===== RECORD SET =====
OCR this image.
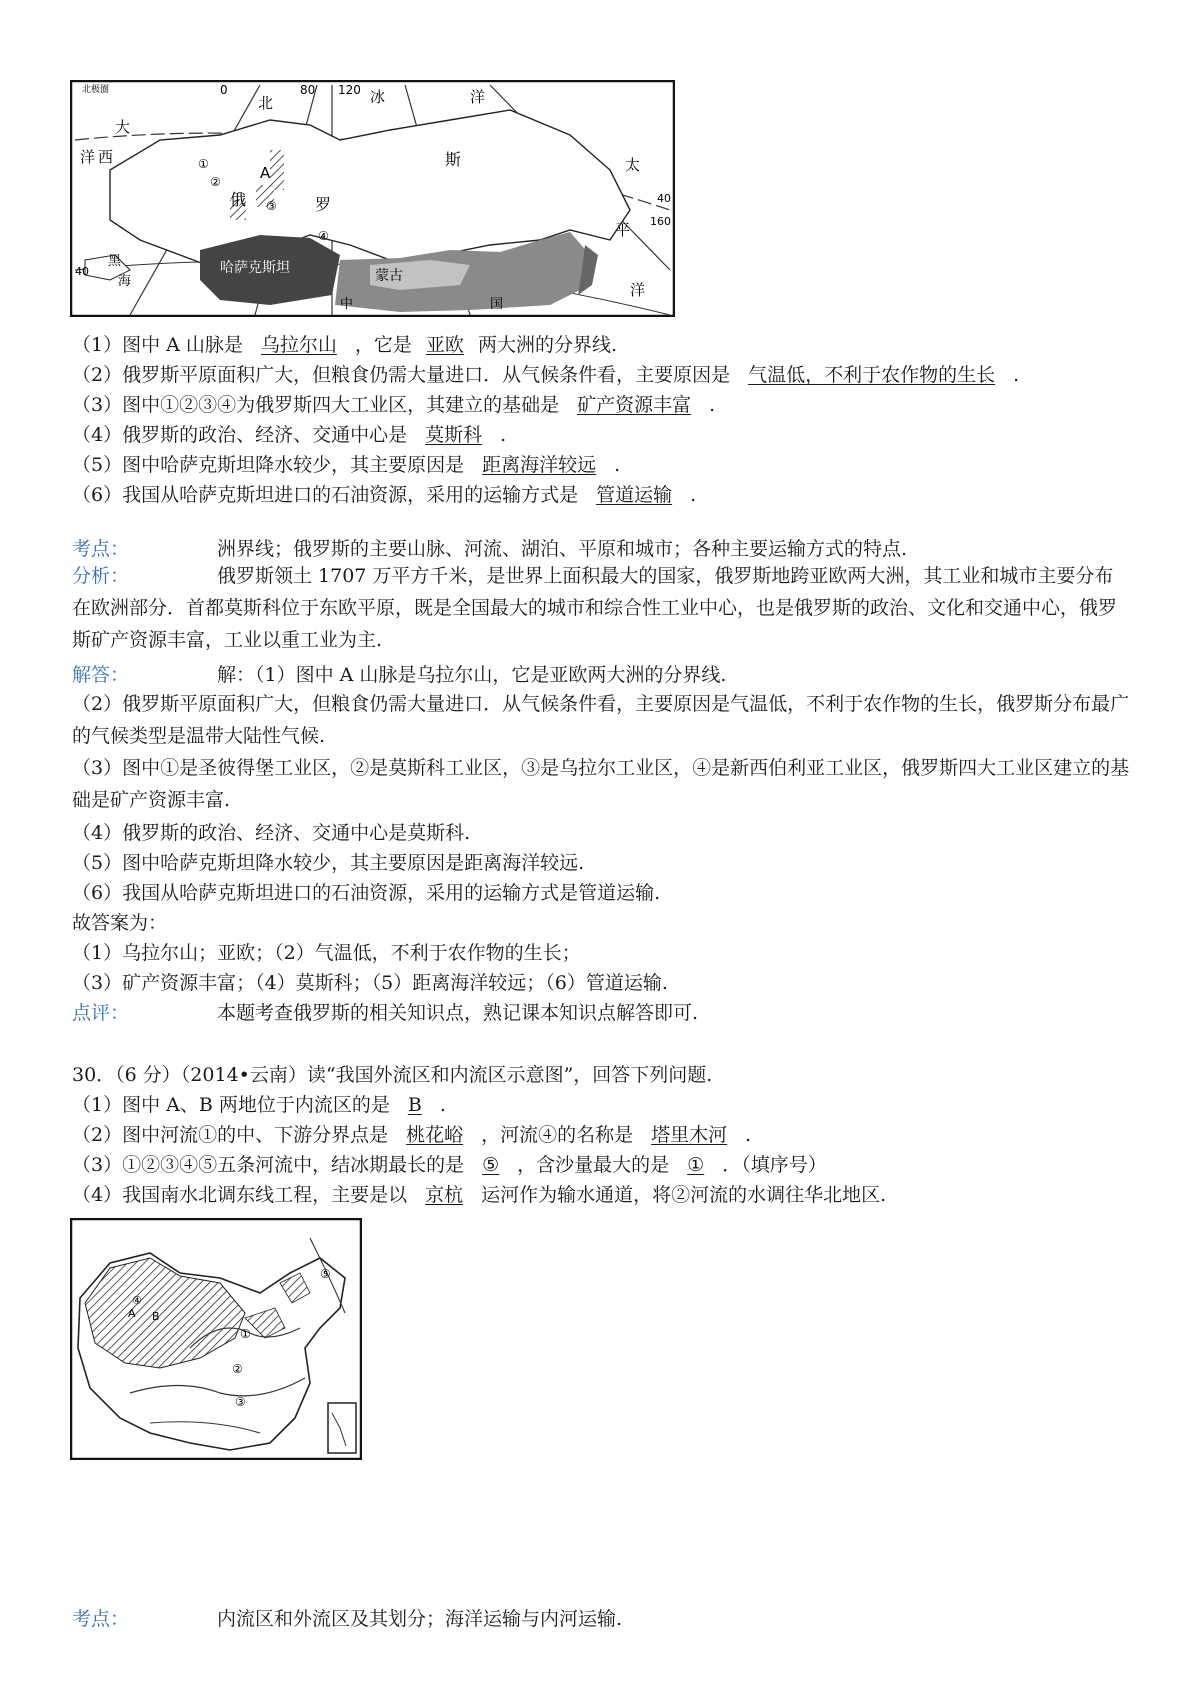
北极圈	0	80 120
西
大
洋
北	冰	洋
俄	罗
斯
A	太
平
洋
40
160
40
黑
海
哈萨克斯坦	蒙古
中	国
①
②
③
④
（1）图中 A 山脉是 乌拉尔山 ，它是 亚欧 两大洲的分界线.
（2）俄罗斯平原面积广大，但粮食仍需大量进口．从气候条件看，主要原因是 气温低，不利于农作物的生长 .
（3）图中①②③④为俄罗斯四大工业区，其建立的基础是 矿产资源丰富 .
（4）俄罗斯的政治、经济、交通中心是 莫斯科 .
（5）图中哈萨克斯坦降水较少，其主要原因是 距离海洋较远 .
（6）我国从哈萨克斯坦进口的石油资源，采用的运输方式是 管道运输 .
考点：	洲界线；俄罗斯的主要山脉、河流、湖泊、平原和城市；各种主要运输方式的特点.
分析：	俄罗斯领土 1707 万平方千米，是世界上面积最大的国家，俄罗斯地跨亚欧两大洲，其工业和城市主要分布在欧洲部分．首都莫斯科位于东欧平原，既是全国最大的城市和综合性工业中心，也是俄罗斯的政治、文化和交通中心，俄罗斯矿产资源丰富，工业以重工业为主.
解答：	解：（1）图中 A 山脉是乌拉尔山，它是亚欧两大洲的分界线.
（2）俄罗斯平原面积广大，但粮食仍需大量进口．从气候条件看，主要原因是气温低，不利于农作物的生长，俄罗斯分布最广的气候类型是温带大陆性气候.
（3）图中①是圣彼得堡工业区，②是莫斯科工业区，③是乌拉尔工业区，④是新西伯利亚工业区，俄罗斯四大工业区建立的基础是矿产资源丰富.
（4）俄罗斯的政治、经济、交通中心是莫斯科.
（5）图中哈萨克斯坦降水较少，其主要原因是距离海洋较远.
（6）我国从哈萨克斯坦进口的石油资源，采用的运输方式是管道运输.
故答案为：
（1）乌拉尔山；亚欧；（2）气温低，不利于农作物的生长；
（3）矿产资源丰富；（4）莫斯科；（5）距离海洋较远；（6）管道运输.
点评：	本题考查俄罗斯的相关知识点，熟记课本知识点解答即可.
30．（6 分）（2014•云南）读“我国外流区和内流区示意图”，回答下列问题.
（1）图中 A、B 两地位于内流区的是 B .
（2）图中河流①的中、下游分界点是 桃花峪 ，河流④的名称是 塔里木河 .
（3）①②③④⑤五条河流中，结冰期最长的是 ⑤ ，含沙量最大的是 ① ．（填序号）
（4）我国南水北调东线工程，主要是以 京杭 运河作为输水通道，将②河流的水调往华北地区.
④
A B
①
②
③
⑤
考点：	内流区和外流区及其划分；海洋运输与内河运输.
=====
Gather and return every line that holds the string "我国从哈萨克斯坦进口的石油资源".

:: CORRECT RESPONSE ::
（6）我国从哈萨克斯坦进口的石油资源，采用的运输方式是 管道运输 .
（6）我国从哈萨克斯坦进口的石油资源，采用的运输方式是管道运输.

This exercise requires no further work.